* start DATA FOR THIS TASK *

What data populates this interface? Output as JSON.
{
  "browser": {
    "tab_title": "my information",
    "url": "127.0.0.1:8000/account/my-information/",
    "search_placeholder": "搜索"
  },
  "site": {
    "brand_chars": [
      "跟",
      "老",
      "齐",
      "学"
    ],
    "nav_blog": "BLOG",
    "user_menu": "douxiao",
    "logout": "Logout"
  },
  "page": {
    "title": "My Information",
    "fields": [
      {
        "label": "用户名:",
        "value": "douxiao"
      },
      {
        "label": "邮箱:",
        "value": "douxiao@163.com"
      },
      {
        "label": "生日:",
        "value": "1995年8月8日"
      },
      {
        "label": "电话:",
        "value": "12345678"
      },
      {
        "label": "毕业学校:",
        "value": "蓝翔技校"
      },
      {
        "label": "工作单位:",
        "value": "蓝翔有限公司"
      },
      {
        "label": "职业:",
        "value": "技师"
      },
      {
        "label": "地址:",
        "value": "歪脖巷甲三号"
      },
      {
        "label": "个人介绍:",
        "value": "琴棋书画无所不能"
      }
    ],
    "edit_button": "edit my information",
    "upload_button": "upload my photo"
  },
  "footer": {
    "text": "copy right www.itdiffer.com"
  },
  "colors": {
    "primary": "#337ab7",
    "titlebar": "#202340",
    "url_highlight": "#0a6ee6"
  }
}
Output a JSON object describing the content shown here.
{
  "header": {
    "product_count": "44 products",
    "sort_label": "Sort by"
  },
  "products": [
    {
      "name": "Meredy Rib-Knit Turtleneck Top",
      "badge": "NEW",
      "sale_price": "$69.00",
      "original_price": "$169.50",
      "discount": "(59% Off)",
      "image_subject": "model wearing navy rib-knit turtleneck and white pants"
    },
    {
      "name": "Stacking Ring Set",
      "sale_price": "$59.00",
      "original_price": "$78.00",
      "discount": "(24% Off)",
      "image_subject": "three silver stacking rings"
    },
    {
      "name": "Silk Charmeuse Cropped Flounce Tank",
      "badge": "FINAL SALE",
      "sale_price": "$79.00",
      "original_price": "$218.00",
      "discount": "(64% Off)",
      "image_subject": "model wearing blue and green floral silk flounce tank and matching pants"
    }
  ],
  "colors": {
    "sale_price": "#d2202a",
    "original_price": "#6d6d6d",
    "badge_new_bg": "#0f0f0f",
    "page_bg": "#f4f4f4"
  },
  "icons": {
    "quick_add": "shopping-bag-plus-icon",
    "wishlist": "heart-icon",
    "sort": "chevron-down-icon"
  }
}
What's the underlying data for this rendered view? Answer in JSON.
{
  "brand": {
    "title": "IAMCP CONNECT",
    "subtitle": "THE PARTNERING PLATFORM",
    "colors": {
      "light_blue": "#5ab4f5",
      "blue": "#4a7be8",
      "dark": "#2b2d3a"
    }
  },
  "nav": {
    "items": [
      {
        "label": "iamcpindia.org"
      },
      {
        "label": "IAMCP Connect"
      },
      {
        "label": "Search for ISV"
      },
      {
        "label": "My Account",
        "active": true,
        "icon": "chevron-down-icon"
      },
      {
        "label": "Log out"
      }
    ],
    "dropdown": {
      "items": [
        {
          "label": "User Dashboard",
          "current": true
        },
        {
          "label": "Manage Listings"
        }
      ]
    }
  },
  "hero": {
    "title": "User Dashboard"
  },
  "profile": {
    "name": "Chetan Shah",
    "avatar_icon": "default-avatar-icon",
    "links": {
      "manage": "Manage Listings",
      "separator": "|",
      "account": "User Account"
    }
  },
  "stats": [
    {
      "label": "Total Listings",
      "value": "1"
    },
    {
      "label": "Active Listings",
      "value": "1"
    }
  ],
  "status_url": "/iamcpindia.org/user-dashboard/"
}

* end DATA FOR THIS TASK *

Go through the listing above and locate each line that holds the word "JSON". Copy those lines.

*COMPLETE OUTPUT*:
What data populates this interface? Output as JSON.
Output a JSON object describing the content shown here.
What's the underlying data for this rendered view? Answer in JSON.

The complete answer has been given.